*** Source material

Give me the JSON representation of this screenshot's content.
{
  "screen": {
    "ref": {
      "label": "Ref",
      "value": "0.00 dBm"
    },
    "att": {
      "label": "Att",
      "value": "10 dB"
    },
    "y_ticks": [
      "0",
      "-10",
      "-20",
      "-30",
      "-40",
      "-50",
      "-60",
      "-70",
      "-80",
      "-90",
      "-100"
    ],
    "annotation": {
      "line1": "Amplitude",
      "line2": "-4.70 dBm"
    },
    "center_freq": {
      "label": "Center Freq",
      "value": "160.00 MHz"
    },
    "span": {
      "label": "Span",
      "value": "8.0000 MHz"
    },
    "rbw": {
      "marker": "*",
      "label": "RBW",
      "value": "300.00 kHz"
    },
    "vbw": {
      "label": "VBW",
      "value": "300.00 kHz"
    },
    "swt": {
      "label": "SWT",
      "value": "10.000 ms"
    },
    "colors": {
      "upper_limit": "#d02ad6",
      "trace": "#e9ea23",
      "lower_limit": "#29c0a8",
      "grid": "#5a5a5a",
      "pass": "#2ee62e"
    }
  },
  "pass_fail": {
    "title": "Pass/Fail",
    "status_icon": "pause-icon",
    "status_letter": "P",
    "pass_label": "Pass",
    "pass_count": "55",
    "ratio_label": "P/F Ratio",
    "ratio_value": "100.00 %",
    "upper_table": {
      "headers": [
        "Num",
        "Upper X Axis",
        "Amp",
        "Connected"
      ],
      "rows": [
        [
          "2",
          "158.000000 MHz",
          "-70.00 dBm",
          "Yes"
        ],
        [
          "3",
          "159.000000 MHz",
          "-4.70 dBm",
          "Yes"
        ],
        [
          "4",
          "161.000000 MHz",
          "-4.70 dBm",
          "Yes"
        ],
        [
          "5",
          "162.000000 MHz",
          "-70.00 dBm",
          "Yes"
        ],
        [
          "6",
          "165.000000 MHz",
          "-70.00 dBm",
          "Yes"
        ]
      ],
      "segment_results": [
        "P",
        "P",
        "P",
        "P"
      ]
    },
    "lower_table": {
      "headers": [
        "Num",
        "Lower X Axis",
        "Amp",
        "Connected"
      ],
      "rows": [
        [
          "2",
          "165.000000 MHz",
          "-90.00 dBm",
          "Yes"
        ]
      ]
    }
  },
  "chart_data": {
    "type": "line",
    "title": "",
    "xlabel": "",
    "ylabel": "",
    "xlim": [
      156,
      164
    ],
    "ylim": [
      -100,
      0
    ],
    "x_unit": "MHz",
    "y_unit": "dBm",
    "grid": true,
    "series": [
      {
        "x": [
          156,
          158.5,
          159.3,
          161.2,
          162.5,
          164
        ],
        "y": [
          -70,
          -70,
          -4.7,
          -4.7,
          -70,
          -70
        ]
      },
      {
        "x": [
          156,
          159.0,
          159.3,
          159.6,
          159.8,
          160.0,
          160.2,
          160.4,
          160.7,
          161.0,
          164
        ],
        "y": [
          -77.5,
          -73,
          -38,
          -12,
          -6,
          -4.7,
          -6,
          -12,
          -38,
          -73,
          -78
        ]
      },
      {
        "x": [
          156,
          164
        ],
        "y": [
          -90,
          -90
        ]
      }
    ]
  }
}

******

## Given exercise
Write out the complete set of records exactly as given.

## Solution below
Give me the JSON representation of this screenshot's content.
{
  "screen": {
    "ref": {
      "label": "Ref",
      "value": "0.00 dBm"
    },
    "att": {
      "label": "Att",
      "value": "10 dB"
    },
    "y_ticks": [
      "0",
      "-10",
      "-20",
      "-30",
      "-40",
      "-50",
      "-60",
      "-70",
      "-80",
      "-90",
      "-100"
    ],
    "annotation": {
      "line1": "Amplitude",
      "line2": "-4.70 dBm"
    },
    "center_freq": {
      "label": "Center Freq",
      "value": "160.00 MHz"
    },
    "span": {
      "label": "Span",
      "value": "8.0000 MHz"
    },
    "rbw": {
      "marker": "*",
      "label": "RBW",
      "value": "300.00 kHz"
    },
    "vbw": {
      "label": "VBW",
      "value": "300.00 kHz"
    },
    "swt": {
      "label": "SWT",
      "value": "10.000 ms"
    },
    "colors": {
      "upper_limit": "#d02ad6",
      "trace": "#e9ea23",
      "lower_limit": "#29c0a8",
      "grid": "#5a5a5a",
      "pass": "#2ee62e"
    }
  },
  "pass_fail": {
    "title": "Pass/Fail",
    "status_icon": "pause-icon",
    "status_letter": "P",
    "pass_label": "Pass",
    "pass_count": "55",
    "ratio_label": "P/F Ratio",
    "ratio_value": "100.00 %",
    "upper_table": {
      "headers": [
        "Num",
        "Upper X Axis",
        "Amp",
        "Connected"
      ],
      "rows": [
        [
          "2",
          "158.000000 MHz",
          "-70.00 dBm",
          "Yes"
        ],
        [
          "3",
          "159.000000 MHz",
          "-4.70 dBm",
          "Yes"
        ],
        [
          "4",
          "161.000000 MHz",
          "-4.70 dBm",
          "Yes"
        ],
        [
          "5",
          "162.000000 MHz",
          "-70.00 dBm",
          "Yes"
        ],
        [
          "6",
          "165.000000 MHz",
          "-70.00 dBm",
          "Yes"
        ]
      ],
      "segment_results": [
        "P",
        "P",
        "P",
        "P"
      ]
    },
    "lower_table": {
      "headers": [
        "Num",
        "Lower X Axis",
        "Amp",
        "Connected"
      ],
      "rows": [
        [
          "2",
          "165.000000 MHz",
          "-90.00 dBm",
          "Yes"
        ]
      ]
    }
  },
  "chart_data": {
    "type": "line",
    "title": "",
    "xlabel": "",
    "ylabel": "",
    "xlim": [
      156,
      164
    ],
    "ylim": [
      -100,
      0
    ],
    "x_unit": "MHz",
    "y_unit": "dBm",
    "grid": true,
    "series": [
      {
        "x": [
          156,
          158.5,
          159.3,
          161.2,
          162.5,
          164
        ],
        "y": [
          -70,
          -70,
          -4.7,
          -4.7,
          -70,
          -70
        ]
      },
      {
        "x": [
          156,
          159.0,
          159.3,
          159.6,
          159.8,
          160.0,
          160.2,
          160.4,
          160.7,
          161.0,
          164
        ],
        "y": [
          -77.5,
          -73,
          -38,
          -12,
          -6,
          -4.7,
          -6,
          -12,
          -38,
          -73,
          -78
        ]
      },
      {
        "x": [
          156,
          164
        ],
        "y": [
          -90,
          -90
        ]
      }
    ]
  }
}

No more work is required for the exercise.